→ Dataset entries:
**********

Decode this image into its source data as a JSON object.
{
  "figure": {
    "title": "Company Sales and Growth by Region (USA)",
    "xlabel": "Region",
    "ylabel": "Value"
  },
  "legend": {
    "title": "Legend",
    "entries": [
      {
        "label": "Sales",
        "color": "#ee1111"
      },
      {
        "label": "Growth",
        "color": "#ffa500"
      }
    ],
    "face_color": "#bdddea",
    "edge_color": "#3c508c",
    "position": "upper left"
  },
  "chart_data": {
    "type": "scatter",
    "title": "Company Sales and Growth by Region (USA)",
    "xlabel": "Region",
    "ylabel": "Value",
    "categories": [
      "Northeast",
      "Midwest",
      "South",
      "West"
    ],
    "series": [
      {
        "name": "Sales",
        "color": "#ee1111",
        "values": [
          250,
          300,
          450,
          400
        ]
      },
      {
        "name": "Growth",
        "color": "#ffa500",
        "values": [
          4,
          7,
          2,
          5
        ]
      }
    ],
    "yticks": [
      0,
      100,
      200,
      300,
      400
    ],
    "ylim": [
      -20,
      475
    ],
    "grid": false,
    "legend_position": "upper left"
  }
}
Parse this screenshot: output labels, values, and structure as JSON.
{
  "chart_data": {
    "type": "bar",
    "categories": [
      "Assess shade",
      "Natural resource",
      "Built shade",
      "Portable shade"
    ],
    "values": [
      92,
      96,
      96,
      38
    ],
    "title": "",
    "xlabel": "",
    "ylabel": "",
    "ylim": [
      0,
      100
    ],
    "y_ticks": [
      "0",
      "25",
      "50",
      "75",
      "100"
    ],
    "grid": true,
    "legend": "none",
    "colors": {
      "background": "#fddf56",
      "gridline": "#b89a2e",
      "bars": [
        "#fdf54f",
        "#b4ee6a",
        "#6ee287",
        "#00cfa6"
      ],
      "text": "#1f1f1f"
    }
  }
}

**********

→ What you will do: Repeat exactly the lines from the one containing "Parse this screenshot: output" through the last line of the records above, both included, and nothing else.

→ Output:
Parse this screenshot: output labels, values, and structure as JSON.
{
  "chart_data": {
    "type": "bar",
    "categories": [
      "Assess shade",
      "Natural resource",
      "Built shade",
      "Portable shade"
    ],
    "values": [
      92,
      96,
      96,
      38
    ],
    "title": "",
    "xlabel": "",
    "ylabel": "",
    "ylim": [
      0,
      100
    ],
    "y_ticks": [
      "0",
      "25",
      "50",
      "75",
      "100"
    ],
    "grid": true,
    "legend": "none",
    "colors": {
      "background": "#fddf56",
      "gridline": "#b89a2e",
      "bars": [
        "#fdf54f",
        "#b4ee6a",
        "#6ee287",
        "#00cfa6"
      ],
      "text": "#1f1f1f"
    }
  }
}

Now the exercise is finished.